> **TEXT TO READ**
** start **
Computer Science/Optimization

3. Guaranteeing Descent

728x90

Newton’s Methods for Minimization

The basic idea can be derived using the first-order necessary optimality condition
$\nabla f(x) = 0$

Alternatively, consider second-order Taylor series approximation
$f(x+p) \approx f(x) + \nabla f(x)p + \frac{1}{2}p^T\nabla^2 f(x)p$
Let $q(p) = f(x) + \nabla f(x)p + \frac{1}{2}p^T\nabla ^2 f(x)p$
$\min_p q(p)$
for any given $x$
- Proof
  $\frac{d}{dp} \{f(x) + \nabla f(x)p + \frac{1}{2}p^T \nabla^2f(x)p \} = 0 \\ \Rightarrow \nabla f(x)^T + \nabla^2f(x)p = 0 \\ \Rightarrow p = -[\nabla^2f(x)]^{-1}\nabla f(x)^T$
  Therefore,
  $x_{k + 1} = x_k - (\nabla^2f(x_k))^{-1}\nabla f(x_k)^T$
💡
The quadratic function $q$ provides a new interpretation of Newton’s method for minimizing $f$ .
💡
The step size is usually obtained by solving a linear system of equations rather than by computing the inverse of the Hessian.

Why don’t we just use 1st-order approximation?
→ Note that we want to minimize $f$ not a $q$ . In addition, since 1st-order approximation is not bounded, we use 2nd-order approximation instead. Moreover, 2nd-order approximation is convex so that we can easily find the optimal point analytically.
** end **
> **STORED ROWS**
** start **
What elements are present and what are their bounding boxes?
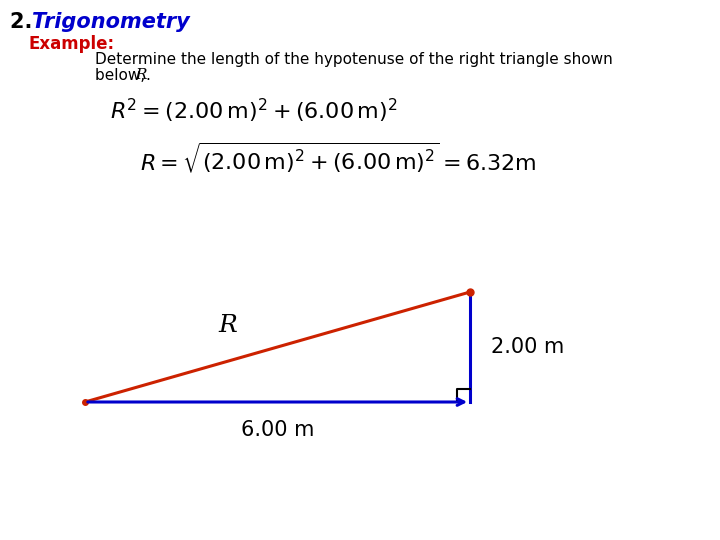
Text: $R^2 = \left(2.00\,\mathrm{m}\right)^2 + \left(6.00\,\mathrm{m}\right)^2$: $R^2 = \left(2.00\,\mathrm{m}\right)^2 +… [110, 97, 397, 125]
Text: R: R [218, 314, 237, 336]
Text: below,: below, [95, 68, 150, 83]
Text: R: R [135, 68, 146, 82]
Text: Determine the length of the hypotenuse of the right triangle shown: Determine the length of the hypotenuse o… [95, 52, 613, 67]
Text: 2.00 m: 2.00 m [491, 337, 564, 357]
Text: 6.00 m: 6.00 m [240, 420, 314, 440]
Text: .: . [145, 68, 150, 83]
Text: Example:: Example: [28, 35, 114, 53]
Text: $R = \sqrt{\left(2.00\,\mathrm{m}\right)^2 + \left(6.00\,\mathrm{m}\right)^2} = : $R = \sqrt{\left(2.00\,\mathrm{m}\right)… [140, 140, 536, 175]
Text: Trigonometry: Trigonometry [32, 12, 190, 32]
Text: 2.: 2. [10, 12, 40, 32]
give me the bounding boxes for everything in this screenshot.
** end **
> **EXERCISE TASKS**
1. Return the passage of the Newton's methods text from "Alternatively, consider second-order" up to and including "minimizing $f$ .".
2. According to the Newton's methods text, how is the step size usually obtained?
3. List the terms that are summed in the Newton's methods text's definition of q(p).
The records are separate material, apart from the text on Newton's methods.

> **ANSWERS TO THE PROBLEMS**
1.
Alternatively, consider second-order Taylor series approximation
$f(x+p) \approx f(x) + \nabla f(x)p + \frac{1}{2}p^T\nabla^2 f(x)p$
Let $q(p) = f(x) + \nabla f(x)p + \frac{1}{2}p^T\nabla ^2 f(x)p$
$\min_p q(p)$
for any given $x$
- Proof
  $\frac{d}{dp} \{f(x) + \nabla f(x)p + \frac{1}{2}p^T \nabla^2f(x)p \} = 0 \\ \Rightarrow \nabla f(x)^T + \nabla^2f(x)p = 0 \\ \Rightarrow p = -[\nabla^2f(x)]^{-1}\nabla f(x)^T$
  Therefore,
  $x_{k + 1} = x_k - (\nabla^2f(x_k))^{-1}\nabla f(x_k)^T$
💡
The quadratic function $q$ provides a new interpretation of Newton’s method for minimizing $f$ .

2. By solving a linear system of equations rather than by computing the inverse of the Hessian.

3.
- f(x)
- ∇f(x)p
- ½pᵀ∇²f(x)p